Allemagne : L'offre Jeunesse et Jeunes Adultes gorgée de titres importés

Julien Helmlinger - 07.08.2013

Edition - International - Allemagne - Importation - Marché


À l'occasion d'un séjour en Allemagne, un éditeur de chez Scarlet Voyage, Ben Rosenthal, y est allé de son propre constat concernant l'importance de la littérature importée sur le marché du livre local. Notamment sur les étagères des rayons Jeunesse et Jeunes Adultes. Il a eu l'occasion de visiter un certain nombre de maisons d'édition, mais aussi des librairies, comme la boutique Thalia basée à Hambourg. Selon lui, si le marché allemand est inondé de titres américains, en revanche, la réciprocité ne se vérifierait pas.

 

 

 Crédits : Thalia

 

 

Au rayon jeunes Adultes, de chez Thalia, l'observateur a constaté une offre composée à 80 % de titres importés contre 20 % de livres germaniques. Tandis que seulement 46 des 8000 publications Jeunesse et Adultes allemandes combinées, auraient été traduites à destination des États-Unis l'an dernier. Des vannes visiblement ouvertes à profusion en un sens, mais au compte-gouttes dans l'autre.

 

Parmi les hypothèses qui voudraient faire la lumière sur les raisons de la faible importation américaine, certaine imagine que les éditeurs étrangers rechigneraient à investir dans la traduction complète de leurs manuscrits sans avoir obtenu des garanties commerciales en retour.

- TRAVAIL DEMANDÉ -
Réécrivez le passage de l'article sur le marché allemand du livre commençant par « Au rayon jeunes » et se terminant par « compte-gouttes dans l'autre. », en y remplaçant « vannes » par « écluses ». Les entrées ci-après proviennent d'une source distincte de l'article.

- ENSEMBLE DES ENTRÉES -
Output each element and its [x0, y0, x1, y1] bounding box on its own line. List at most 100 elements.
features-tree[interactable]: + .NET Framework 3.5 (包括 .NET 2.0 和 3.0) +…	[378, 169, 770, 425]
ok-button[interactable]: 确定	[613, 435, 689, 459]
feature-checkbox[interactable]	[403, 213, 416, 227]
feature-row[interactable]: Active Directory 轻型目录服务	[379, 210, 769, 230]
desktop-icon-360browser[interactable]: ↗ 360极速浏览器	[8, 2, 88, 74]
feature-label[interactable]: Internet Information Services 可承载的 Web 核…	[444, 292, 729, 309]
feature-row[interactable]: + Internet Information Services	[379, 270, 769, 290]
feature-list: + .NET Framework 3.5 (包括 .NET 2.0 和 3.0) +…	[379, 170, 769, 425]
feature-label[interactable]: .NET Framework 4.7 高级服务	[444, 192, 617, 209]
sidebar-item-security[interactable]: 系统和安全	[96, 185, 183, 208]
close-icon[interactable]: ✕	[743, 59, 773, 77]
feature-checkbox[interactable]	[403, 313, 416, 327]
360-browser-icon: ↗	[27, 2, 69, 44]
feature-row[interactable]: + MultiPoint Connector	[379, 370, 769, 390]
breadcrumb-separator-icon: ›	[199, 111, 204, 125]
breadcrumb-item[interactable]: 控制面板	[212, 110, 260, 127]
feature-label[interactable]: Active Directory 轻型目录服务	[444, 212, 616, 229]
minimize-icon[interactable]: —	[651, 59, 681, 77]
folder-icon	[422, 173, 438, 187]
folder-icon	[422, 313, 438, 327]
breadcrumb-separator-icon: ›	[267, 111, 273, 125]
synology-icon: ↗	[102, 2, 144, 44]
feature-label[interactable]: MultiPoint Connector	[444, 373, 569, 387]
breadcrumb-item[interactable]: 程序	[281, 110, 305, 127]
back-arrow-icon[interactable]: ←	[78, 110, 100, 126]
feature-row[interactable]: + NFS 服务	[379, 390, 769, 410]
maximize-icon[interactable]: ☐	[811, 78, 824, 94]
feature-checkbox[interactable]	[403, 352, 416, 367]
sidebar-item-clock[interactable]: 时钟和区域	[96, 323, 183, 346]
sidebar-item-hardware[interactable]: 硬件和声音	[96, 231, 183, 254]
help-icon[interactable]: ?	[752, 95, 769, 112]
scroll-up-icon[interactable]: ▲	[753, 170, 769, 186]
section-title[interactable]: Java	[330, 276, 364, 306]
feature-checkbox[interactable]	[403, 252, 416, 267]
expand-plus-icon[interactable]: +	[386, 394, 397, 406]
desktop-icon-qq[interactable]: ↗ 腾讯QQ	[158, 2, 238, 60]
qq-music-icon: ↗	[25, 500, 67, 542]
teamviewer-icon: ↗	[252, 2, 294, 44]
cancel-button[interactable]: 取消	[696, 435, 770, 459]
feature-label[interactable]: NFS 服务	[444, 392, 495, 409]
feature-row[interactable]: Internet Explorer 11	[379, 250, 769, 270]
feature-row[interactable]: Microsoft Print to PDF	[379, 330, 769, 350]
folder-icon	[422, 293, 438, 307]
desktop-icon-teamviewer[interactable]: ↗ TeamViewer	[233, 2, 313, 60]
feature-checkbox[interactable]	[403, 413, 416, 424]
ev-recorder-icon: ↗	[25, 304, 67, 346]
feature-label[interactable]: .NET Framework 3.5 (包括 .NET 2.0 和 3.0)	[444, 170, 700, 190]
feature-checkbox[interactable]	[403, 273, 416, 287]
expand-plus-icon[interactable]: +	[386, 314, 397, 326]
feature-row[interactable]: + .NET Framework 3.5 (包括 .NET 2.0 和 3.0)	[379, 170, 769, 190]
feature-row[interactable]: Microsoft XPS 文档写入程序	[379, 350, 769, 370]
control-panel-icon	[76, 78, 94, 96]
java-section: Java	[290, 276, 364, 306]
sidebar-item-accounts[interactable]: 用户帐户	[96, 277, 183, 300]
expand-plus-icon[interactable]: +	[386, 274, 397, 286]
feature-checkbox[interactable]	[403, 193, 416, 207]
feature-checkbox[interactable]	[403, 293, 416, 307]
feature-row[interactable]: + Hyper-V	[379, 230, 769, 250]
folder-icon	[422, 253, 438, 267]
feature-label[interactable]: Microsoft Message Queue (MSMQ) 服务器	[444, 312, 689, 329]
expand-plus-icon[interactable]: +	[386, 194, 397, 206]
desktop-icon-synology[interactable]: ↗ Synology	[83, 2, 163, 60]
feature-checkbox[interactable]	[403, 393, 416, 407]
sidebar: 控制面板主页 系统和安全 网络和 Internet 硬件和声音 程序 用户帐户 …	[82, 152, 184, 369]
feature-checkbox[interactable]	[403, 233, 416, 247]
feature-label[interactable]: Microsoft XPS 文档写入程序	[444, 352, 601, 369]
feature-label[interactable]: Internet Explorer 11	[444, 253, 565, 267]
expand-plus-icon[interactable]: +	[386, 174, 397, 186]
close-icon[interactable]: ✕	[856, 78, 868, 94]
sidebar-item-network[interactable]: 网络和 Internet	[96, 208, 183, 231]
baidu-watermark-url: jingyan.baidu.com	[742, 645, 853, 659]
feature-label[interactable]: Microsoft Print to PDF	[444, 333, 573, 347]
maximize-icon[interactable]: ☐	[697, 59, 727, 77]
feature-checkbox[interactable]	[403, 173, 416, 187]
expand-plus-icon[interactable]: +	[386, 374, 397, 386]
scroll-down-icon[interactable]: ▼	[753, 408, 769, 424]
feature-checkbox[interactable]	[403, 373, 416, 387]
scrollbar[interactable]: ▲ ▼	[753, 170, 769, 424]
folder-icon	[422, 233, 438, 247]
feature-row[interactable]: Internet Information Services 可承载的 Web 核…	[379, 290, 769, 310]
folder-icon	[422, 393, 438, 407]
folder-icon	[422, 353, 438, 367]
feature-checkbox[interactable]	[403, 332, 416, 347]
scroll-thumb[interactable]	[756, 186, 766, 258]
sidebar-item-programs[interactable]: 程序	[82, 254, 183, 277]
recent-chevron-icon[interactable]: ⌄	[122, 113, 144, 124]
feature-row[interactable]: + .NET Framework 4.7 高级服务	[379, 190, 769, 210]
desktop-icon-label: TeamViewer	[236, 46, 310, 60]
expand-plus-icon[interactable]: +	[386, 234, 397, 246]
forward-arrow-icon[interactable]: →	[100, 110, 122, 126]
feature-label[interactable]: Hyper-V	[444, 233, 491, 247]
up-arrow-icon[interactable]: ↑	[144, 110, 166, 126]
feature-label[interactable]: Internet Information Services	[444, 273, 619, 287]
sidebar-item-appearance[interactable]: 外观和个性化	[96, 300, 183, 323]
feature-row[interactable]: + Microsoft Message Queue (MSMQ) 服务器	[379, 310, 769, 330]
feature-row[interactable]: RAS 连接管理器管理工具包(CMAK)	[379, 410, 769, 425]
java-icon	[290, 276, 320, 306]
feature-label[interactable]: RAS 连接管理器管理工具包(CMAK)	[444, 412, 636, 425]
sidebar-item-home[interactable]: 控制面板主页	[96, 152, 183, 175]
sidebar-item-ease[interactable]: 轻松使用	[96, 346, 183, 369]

- ZONE DE RÉPONSE -
Au rayon jeunes Adultes, de chez Thalia, l'observateur a constaté une offre composée à 80 % de titres importés contre 20 % de livres germaniques. Tandis que seulement 46 des 8000 publications Jeunesse et Adultes allemandes combinées, auraient été traduites à destination des États-Unis l'an dernier. Des écluses visiblement ouvertes à profusion en un sens, mais au compte-gouttes dans l'autre.